===== RECORD LIST

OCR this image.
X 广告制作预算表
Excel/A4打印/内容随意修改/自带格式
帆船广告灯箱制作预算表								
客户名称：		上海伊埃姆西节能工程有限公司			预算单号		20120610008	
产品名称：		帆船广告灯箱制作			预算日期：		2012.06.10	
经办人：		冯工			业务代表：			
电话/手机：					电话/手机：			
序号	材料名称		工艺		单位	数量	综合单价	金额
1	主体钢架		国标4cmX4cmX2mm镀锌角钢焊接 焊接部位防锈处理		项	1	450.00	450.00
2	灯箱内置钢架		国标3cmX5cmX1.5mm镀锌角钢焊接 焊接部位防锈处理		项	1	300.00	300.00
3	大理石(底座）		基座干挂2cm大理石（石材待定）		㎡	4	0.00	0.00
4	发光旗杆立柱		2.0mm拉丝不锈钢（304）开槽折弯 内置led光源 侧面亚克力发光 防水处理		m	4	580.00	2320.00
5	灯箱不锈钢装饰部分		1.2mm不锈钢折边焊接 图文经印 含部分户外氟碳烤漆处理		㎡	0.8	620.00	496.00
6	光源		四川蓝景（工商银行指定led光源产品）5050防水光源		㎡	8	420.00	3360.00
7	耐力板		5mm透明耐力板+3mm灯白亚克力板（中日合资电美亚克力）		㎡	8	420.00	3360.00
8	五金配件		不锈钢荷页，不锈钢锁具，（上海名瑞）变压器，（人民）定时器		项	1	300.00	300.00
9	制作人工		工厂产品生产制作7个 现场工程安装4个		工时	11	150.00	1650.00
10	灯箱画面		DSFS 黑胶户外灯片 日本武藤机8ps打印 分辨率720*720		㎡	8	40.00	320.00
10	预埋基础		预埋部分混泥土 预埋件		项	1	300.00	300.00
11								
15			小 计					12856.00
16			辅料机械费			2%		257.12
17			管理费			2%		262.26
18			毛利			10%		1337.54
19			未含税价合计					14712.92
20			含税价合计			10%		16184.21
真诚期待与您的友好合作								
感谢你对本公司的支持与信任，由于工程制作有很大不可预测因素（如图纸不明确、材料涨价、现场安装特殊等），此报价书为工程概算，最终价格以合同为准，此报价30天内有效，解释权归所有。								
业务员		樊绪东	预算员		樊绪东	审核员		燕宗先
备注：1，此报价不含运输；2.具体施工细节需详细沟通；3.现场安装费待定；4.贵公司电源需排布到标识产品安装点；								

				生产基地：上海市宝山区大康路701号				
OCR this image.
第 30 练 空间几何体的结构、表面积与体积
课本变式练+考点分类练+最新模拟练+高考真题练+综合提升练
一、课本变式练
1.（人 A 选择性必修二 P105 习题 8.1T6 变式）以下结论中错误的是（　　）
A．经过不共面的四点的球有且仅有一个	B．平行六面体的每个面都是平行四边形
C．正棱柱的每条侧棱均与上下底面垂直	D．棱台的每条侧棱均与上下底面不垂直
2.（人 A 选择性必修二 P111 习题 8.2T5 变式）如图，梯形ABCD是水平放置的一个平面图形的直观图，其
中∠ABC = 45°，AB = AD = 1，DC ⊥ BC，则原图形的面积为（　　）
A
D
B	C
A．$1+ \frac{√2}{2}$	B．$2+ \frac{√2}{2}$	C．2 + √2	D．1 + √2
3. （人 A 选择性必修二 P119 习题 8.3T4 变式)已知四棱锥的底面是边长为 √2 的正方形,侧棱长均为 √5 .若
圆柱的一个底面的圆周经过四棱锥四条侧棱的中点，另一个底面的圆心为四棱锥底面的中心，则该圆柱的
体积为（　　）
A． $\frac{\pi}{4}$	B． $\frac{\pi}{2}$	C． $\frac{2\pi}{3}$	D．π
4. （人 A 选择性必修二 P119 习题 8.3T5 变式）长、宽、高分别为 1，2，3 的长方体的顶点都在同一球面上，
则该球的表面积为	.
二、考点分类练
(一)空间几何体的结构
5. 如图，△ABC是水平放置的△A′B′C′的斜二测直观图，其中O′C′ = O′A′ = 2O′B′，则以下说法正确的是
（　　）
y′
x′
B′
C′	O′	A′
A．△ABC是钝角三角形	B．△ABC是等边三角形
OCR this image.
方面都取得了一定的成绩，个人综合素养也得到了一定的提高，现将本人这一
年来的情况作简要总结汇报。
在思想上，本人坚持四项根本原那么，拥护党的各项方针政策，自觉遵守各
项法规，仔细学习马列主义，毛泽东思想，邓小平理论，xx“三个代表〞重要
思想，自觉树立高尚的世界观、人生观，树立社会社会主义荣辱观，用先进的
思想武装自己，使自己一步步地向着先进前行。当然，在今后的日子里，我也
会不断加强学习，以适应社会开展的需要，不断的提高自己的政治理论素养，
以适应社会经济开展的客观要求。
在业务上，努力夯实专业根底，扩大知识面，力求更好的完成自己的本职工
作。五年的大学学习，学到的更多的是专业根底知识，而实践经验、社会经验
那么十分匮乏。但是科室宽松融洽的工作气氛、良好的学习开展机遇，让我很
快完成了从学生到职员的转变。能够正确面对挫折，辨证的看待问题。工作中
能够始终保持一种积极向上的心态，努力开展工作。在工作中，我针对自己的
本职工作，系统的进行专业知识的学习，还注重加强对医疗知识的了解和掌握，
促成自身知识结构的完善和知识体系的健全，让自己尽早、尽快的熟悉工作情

==========

STATED PROBLEM: Output every line above without altering anything.

TASK SOLUTION:
OCR this image.
X 广告制作预算表
Excel/A4打印/内容随意修改/自带格式
帆船广告灯箱制作预算表								
客户名称：		上海伊埃姆西节能工程有限公司			预算单号		20120610008	
产品名称：		帆船广告灯箱制作			预算日期：		2012.06.10	
经办人：		冯工			业务代表：			
电话/手机：					电话/手机：			
序号	材料名称		工艺		单位	数量	综合单价	金额
1	主体钢架		国标4cmX4cmX2mm镀锌角钢焊接 焊接部位防锈处理		项	1	450.00	450.00
2	灯箱内置钢架		国标3cmX5cmX1.5mm镀锌角钢焊接 焊接部位防锈处理		项	1	300.00	300.00
3	大理石(底座）		基座干挂2cm大理石（石材待定）		㎡	4	0.00	0.00
4	发光旗杆立柱		2.0mm拉丝不锈钢（304）开槽折弯 内置led光源 侧面亚克力发光 防水处理		m	4	580.00	2320.00
5	灯箱不锈钢装饰部分		1.2mm不锈钢折边焊接 图文经印 含部分户外氟碳烤漆处理		㎡	0.8	620.00	496.00
6	光源		四川蓝景（工商银行指定led光源产品）5050防水光源		㎡	8	420.00	3360.00
7	耐力板		5mm透明耐力板+3mm灯白亚克力板（中日合资电美亚克力）		㎡	8	420.00	3360.00
8	五金配件		不锈钢荷页，不锈钢锁具，（上海名瑞）变压器，（人民）定时器		项	1	300.00	300.00
9	制作人工		工厂产品生产制作7个 现场工程安装4个		工时	11	150.00	1650.00
10	灯箱画面		DSFS 黑胶户外灯片 日本武藤机8ps打印 分辨率720*720		㎡	8	40.00	320.00
10	预埋基础		预埋部分混泥土 预埋件		项	1	300.00	300.00
11								
15			小 计					12856.00
16			辅料机械费			2%		257.12
17			管理费			2%		262.26
18			毛利			10%		1337.54
19			未含税价合计					14712.92
20			含税价合计			10%		16184.21
真诚期待与您的友好合作								
感谢你对本公司的支持与信任，由于工程制作有很大不可预测因素（如图纸不明确、材料涨价、现场安装特殊等），此报价书为工程概算，最终价格以合同为准，此报价30天内有效，解释权归所有。								
业务员		樊绪东	预算员		樊绪东	审核员		燕宗先
备注：1，此报价不含运输；2.具体施工细节需详细沟通；3.现场安装费待定；4.贵公司电源需排布到标识产品安装点；								

				生产基地：上海市宝山区大康路701号				
OCR this image.
第 30 练 空间几何体的结构、表面积与体积
课本变式练+考点分类练+最新模拟练+高考真题练+综合提升练
一、课本变式练
1.（人 A 选择性必修二 P105 习题 8.1T6 变式）以下结论中错误的是（　　）
A．经过不共面的四点的球有且仅有一个	B．平行六面体的每个面都是平行四边形
C．正棱柱的每条侧棱均与上下底面垂直	D．棱台的每条侧棱均与上下底面不垂直
2.（人 A 选择性必修二 P111 习题 8.2T5 变式）如图，梯形ABCD是水平放置的一个平面图形的直观图，其
中∠ABC = 45°，AB = AD = 1，DC ⊥ BC，则原图形的面积为（　　）
A
D
B	C
A．$1+ \frac{√2}{2}$	B．$2+ \frac{√2}{2}$	C．2 + √2	D．1 + √2
3. （人 A 选择性必修二 P119 习题 8.3T4 变式)已知四棱锥的底面是边长为 √2 的正方形,侧棱长均为 √5 .若
圆柱的一个底面的圆周经过四棱锥四条侧棱的中点，另一个底面的圆心为四棱锥底面的中心，则该圆柱的
体积为（　　）
A． $\frac{\pi}{4}$	B． $\frac{\pi}{2}$	C． $\frac{2\pi}{3}$	D．π
4. （人 A 选择性必修二 P119 习题 8.3T5 变式）长、宽、高分别为 1，2，3 的长方体的顶点都在同一球面上，
则该球的表面积为	.
二、考点分类练
(一)空间几何体的结构
5. 如图，△ABC是水平放置的△A′B′C′的斜二测直观图，其中O′C′ = O′A′ = 2O′B′，则以下说法正确的是
（　　）
y′
x′
B′
C′	O′	A′
A．△ABC是钝角三角形	B．△ABC是等边三角形
OCR this image.
方面都取得了一定的成绩，个人综合素养也得到了一定的提高，现将本人这一
年来的情况作简要总结汇报。
在思想上，本人坚持四项根本原那么，拥护党的各项方针政策，自觉遵守各
项法规，仔细学习马列主义，毛泽东思想，邓小平理论，xx“三个代表〞重要
思想，自觉树立高尚的世界观、人生观，树立社会社会主义荣辱观，用先进的
思想武装自己，使自己一步步地向着先进前行。当然，在今后的日子里，我也
会不断加强学习，以适应社会开展的需要，不断的提高自己的政治理论素养，
以适应社会经济开展的客观要求。
在业务上，努力夯实专业根底，扩大知识面，力求更好的完成自己的本职工
作。五年的大学学习，学到的更多的是专业根底知识，而实践经验、社会经验
那么十分匮乏。但是科室宽松融洽的工作气氛、良好的学习开展机遇，让我很
快完成了从学生到职员的转变。能够正确面对挫折，辨证的看待问题。工作中
能够始终保持一种积极向上的心态，努力开展工作。在工作中，我针对自己的
本职工作，系统的进行专业知识的学习，还注重加强对医疗知识的了解和掌握，
促成自身知识结构的完善和知识体系的健全，让自己尽早、尽快的熟悉工作情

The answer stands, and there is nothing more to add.